● Data excerpts
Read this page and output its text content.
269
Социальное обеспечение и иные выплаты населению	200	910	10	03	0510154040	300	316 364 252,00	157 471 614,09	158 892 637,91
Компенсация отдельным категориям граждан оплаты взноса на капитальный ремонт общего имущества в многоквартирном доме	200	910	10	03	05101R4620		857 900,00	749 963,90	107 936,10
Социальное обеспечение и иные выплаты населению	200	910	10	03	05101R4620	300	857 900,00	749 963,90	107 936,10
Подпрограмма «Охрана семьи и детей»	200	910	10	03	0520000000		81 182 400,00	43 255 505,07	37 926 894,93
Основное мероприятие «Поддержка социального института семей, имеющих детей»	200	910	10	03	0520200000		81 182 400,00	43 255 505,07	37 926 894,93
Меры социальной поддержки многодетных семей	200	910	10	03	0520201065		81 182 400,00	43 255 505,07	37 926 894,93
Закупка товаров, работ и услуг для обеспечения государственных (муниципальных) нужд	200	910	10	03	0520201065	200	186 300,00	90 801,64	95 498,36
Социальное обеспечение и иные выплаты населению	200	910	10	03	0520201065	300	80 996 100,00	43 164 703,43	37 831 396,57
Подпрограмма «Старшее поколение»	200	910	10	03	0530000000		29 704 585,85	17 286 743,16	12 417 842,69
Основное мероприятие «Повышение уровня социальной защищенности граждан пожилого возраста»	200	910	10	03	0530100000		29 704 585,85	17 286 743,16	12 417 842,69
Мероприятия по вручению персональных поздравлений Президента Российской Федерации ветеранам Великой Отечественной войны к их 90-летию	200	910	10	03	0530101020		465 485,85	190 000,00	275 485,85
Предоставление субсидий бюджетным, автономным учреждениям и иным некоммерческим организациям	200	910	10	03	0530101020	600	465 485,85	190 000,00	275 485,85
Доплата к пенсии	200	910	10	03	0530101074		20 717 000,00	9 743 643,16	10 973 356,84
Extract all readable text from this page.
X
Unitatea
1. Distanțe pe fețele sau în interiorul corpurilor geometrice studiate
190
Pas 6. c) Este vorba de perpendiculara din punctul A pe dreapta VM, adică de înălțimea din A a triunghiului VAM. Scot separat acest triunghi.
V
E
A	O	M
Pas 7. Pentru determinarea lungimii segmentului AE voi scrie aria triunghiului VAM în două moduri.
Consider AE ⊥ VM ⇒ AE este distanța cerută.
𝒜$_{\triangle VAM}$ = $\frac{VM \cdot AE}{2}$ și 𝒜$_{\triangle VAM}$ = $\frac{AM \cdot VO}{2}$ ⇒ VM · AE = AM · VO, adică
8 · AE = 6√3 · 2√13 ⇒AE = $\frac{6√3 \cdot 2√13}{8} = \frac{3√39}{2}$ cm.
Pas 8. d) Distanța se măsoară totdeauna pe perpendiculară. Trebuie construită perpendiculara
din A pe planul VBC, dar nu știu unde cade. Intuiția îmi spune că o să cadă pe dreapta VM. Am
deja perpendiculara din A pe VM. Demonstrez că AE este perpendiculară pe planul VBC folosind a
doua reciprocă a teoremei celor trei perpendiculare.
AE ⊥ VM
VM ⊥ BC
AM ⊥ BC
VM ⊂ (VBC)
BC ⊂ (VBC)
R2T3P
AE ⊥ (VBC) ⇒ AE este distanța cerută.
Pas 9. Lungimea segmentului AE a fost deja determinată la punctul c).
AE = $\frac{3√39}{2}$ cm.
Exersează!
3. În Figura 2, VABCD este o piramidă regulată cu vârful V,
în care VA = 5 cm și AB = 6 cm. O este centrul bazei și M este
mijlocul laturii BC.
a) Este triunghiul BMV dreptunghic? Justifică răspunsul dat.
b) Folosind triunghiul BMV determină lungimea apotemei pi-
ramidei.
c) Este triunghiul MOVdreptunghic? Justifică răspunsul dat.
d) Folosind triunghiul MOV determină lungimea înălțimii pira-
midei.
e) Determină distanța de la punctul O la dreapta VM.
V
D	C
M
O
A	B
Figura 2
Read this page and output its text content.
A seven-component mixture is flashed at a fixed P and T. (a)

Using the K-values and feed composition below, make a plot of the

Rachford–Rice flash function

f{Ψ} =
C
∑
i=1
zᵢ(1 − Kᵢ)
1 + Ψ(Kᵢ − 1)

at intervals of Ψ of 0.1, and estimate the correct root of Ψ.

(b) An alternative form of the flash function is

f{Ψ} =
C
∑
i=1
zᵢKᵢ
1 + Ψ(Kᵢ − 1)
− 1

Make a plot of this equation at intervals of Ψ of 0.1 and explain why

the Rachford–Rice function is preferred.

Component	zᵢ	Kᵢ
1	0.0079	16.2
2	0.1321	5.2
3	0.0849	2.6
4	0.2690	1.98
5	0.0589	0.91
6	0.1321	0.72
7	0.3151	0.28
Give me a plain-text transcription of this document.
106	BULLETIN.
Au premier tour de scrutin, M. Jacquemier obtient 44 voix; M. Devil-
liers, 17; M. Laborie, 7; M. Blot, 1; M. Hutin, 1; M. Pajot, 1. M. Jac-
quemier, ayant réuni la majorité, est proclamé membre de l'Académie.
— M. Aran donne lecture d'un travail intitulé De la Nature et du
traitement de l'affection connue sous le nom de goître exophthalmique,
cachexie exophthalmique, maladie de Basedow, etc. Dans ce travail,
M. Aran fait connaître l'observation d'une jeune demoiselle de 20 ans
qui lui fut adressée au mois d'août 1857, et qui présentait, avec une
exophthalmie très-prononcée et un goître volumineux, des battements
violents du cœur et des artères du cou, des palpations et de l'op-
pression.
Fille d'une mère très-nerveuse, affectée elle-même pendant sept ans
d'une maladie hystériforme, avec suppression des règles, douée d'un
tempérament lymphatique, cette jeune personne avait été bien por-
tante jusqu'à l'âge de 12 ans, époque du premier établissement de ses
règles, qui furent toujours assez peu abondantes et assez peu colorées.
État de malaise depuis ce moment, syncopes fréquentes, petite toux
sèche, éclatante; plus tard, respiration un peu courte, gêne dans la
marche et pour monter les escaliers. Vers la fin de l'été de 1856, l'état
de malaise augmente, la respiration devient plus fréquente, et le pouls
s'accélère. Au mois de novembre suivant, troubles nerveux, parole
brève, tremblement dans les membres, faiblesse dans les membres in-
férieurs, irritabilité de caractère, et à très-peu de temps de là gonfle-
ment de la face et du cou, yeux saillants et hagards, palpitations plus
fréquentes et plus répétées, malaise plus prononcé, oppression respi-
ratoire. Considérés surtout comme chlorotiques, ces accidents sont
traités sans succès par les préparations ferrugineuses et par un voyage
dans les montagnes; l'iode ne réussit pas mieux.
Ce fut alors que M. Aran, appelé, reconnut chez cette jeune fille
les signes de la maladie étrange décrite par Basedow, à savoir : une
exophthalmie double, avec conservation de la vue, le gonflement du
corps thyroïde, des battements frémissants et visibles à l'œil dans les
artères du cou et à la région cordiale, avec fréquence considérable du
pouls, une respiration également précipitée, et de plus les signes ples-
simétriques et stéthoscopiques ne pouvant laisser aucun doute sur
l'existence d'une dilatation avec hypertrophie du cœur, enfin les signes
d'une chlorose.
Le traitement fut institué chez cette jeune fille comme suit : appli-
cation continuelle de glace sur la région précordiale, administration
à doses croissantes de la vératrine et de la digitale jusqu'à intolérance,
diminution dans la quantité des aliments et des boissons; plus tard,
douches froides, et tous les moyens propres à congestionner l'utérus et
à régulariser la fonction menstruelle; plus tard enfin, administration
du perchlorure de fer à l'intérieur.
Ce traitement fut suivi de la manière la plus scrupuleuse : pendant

● YOUR TASK
Output the whole listing above again, word for word.

● RESPONSE
Read this page and output its text content.
269
Социальное обеспечение и иные выплаты населению	200	910	10	03	0510154040	300	316 364 252,00	157 471 614,09	158 892 637,91
Компенсация отдельным категориям граждан оплаты взноса на капитальный ремонт общего имущества в многоквартирном доме	200	910	10	03	05101R4620		857 900,00	749 963,90	107 936,10
Социальное обеспечение и иные выплаты населению	200	910	10	03	05101R4620	300	857 900,00	749 963,90	107 936,10
Подпрограмма «Охрана семьи и детей»	200	910	10	03	0520000000		81 182 400,00	43 255 505,07	37 926 894,93
Основное мероприятие «Поддержка социального института семей, имеющих детей»	200	910	10	03	0520200000		81 182 400,00	43 255 505,07	37 926 894,93
Меры социальной поддержки многодетных семей	200	910	10	03	0520201065		81 182 400,00	43 255 505,07	37 926 894,93
Закупка товаров, работ и услуг для обеспечения государственных (муниципальных) нужд	200	910	10	03	0520201065	200	186 300,00	90 801,64	95 498,36
Социальное обеспечение и иные выплаты населению	200	910	10	03	0520201065	300	80 996 100,00	43 164 703,43	37 831 396,57
Подпрограмма «Старшее поколение»	200	910	10	03	0530000000		29 704 585,85	17 286 743,16	12 417 842,69
Основное мероприятие «Повышение уровня социальной защищенности граждан пожилого возраста»	200	910	10	03	0530100000		29 704 585,85	17 286 743,16	12 417 842,69
Мероприятия по вручению персональных поздравлений Президента Российской Федерации ветеранам Великой Отечественной войны к их 90-летию	200	910	10	03	0530101020		465 485,85	190 000,00	275 485,85
Предоставление субсидий бюджетным, автономным учреждениям и иным некоммерческим организациям	200	910	10	03	0530101020	600	465 485,85	190 000,00	275 485,85
Доплата к пенсии	200	910	10	03	0530101074		20 717 000,00	9 743 643,16	10 973 356,84
Extract all readable text from this page.
X
Unitatea
1. Distanțe pe fețele sau în interiorul corpurilor geometrice studiate
190
Pas 6. c) Este vorba de perpendiculara din punctul A pe dreapta VM, adică de înălțimea din A a triunghiului VAM. Scot separat acest triunghi.
V
E
A	O	M
Pas 7. Pentru determinarea lungimii segmentului AE voi scrie aria triunghiului VAM în două moduri.
Consider AE ⊥ VM ⇒ AE este distanța cerută.
𝒜$_{\triangle VAM}$ = $\frac{VM \cdot AE}{2}$ și 𝒜$_{\triangle VAM}$ = $\frac{AM \cdot VO}{2}$ ⇒ VM · AE = AM · VO, adică
8 · AE = 6√3 · 2√13 ⇒AE = $\frac{6√3 \cdot 2√13}{8} = \frac{3√39}{2}$ cm.
Pas 8. d) Distanța se măsoară totdeauna pe perpendiculară. Trebuie construită perpendiculara
din A pe planul VBC, dar nu știu unde cade. Intuiția îmi spune că o să cadă pe dreapta VM. Am
deja perpendiculara din A pe VM. Demonstrez că AE este perpendiculară pe planul VBC folosind a
doua reciprocă a teoremei celor trei perpendiculare.
AE ⊥ VM
VM ⊥ BC
AM ⊥ BC
VM ⊂ (VBC)
BC ⊂ (VBC)
R2T3P
AE ⊥ (VBC) ⇒ AE este distanța cerută.
Pas 9. Lungimea segmentului AE a fost deja determinată la punctul c).
AE = $\frac{3√39}{2}$ cm.
Exersează!
3. În Figura 2, VABCD este o piramidă regulată cu vârful V,
în care VA = 5 cm și AB = 6 cm. O este centrul bazei și M este
mijlocul laturii BC.
a) Este triunghiul BMV dreptunghic? Justifică răspunsul dat.
b) Folosind triunghiul BMV determină lungimea apotemei pi-
ramidei.
c) Este triunghiul MOVdreptunghic? Justifică răspunsul dat.
d) Folosind triunghiul MOV determină lungimea înălțimii pira-
midei.
e) Determină distanța de la punctul O la dreapta VM.
V
D	C
M
O
A	B
Figura 2
Read this page and output its text content.
A seven-component mixture is flashed at a fixed P and T. (a)

Using the K-values and feed composition below, make a plot of the

Rachford–Rice flash function

f{Ψ} =
C
∑
i=1
zᵢ(1 − Kᵢ)
1 + Ψ(Kᵢ − 1)

at intervals of Ψ of 0.1, and estimate the correct root of Ψ.

(b) An alternative form of the flash function is

f{Ψ} =
C
∑
i=1
zᵢKᵢ
1 + Ψ(Kᵢ − 1)
− 1

Make a plot of this equation at intervals of Ψ of 0.1 and explain why

the Rachford–Rice function is preferred.

Component	zᵢ	Kᵢ
1	0.0079	16.2
2	0.1321	5.2
3	0.0849	2.6
4	0.2690	1.98
5	0.0589	0.91
6	0.1321	0.72
7	0.3151	0.28
Give me a plain-text transcription of this document.
106	BULLETIN.
Au premier tour de scrutin, M. Jacquemier obtient 44 voix; M. Devil-
liers, 17; M. Laborie, 7; M. Blot, 1; M. Hutin, 1; M. Pajot, 1. M. Jac-
quemier, ayant réuni la majorité, est proclamé membre de l'Académie.
— M. Aran donne lecture d'un travail intitulé De la Nature et du
traitement de l'affection connue sous le nom de goître exophthalmique,
cachexie exophthalmique, maladie de Basedow, etc. Dans ce travail,
M. Aran fait connaître l'observation d'une jeune demoiselle de 20 ans
qui lui fut adressée au mois d'août 1857, et qui présentait, avec une
exophthalmie très-prononcée et un goître volumineux, des battements
violents du cœur et des artères du cou, des palpations et de l'op-
pression.
Fille d'une mère très-nerveuse, affectée elle-même pendant sept ans
d'une maladie hystériforme, avec suppression des règles, douée d'un
tempérament lymphatique, cette jeune personne avait été bien por-
tante jusqu'à l'âge de 12 ans, époque du premier établissement de ses
règles, qui furent toujours assez peu abondantes et assez peu colorées.
État de malaise depuis ce moment, syncopes fréquentes, petite toux
sèche, éclatante; plus tard, respiration un peu courte, gêne dans la
marche et pour monter les escaliers. Vers la fin de l'été de 1856, l'état
de malaise augmente, la respiration devient plus fréquente, et le pouls
s'accélère. Au mois de novembre suivant, troubles nerveux, parole
brève, tremblement dans les membres, faiblesse dans les membres in-
férieurs, irritabilité de caractère, et à très-peu de temps de là gonfle-
ment de la face et du cou, yeux saillants et hagards, palpitations plus
fréquentes et plus répétées, malaise plus prononcé, oppression respi-
ratoire. Considérés surtout comme chlorotiques, ces accidents sont
traités sans succès par les préparations ferrugineuses et par un voyage
dans les montagnes; l'iode ne réussit pas mieux.
Ce fut alors que M. Aran, appelé, reconnut chez cette jeune fille
les signes de la maladie étrange décrite par Basedow, à savoir : une
exophthalmie double, avec conservation de la vue, le gonflement du
corps thyroïde, des battements frémissants et visibles à l'œil dans les
artères du cou et à la région cordiale, avec fréquence considérable du
pouls, une respiration également précipitée, et de plus les signes ples-
simétriques et stéthoscopiques ne pouvant laisser aucun doute sur
l'existence d'une dilatation avec hypertrophie du cœur, enfin les signes
d'une chlorose.
Le traitement fut institué chez cette jeune fille comme suit : appli-
cation continuelle de glace sur la région précordiale, administration
à doses croissantes de la vératrine et de la digitale jusqu'à intolérance,
diminution dans la quantité des aliments et des boissons; plus tard,
douches froides, et tous les moyens propres à congestionner l'utérus et
à régulariser la fonction menstruelle; plus tard enfin, administration
du perchlorure de fer à l'intérieur.
Ce traitement fut suivi de la manière la plus scrupuleuse : pendant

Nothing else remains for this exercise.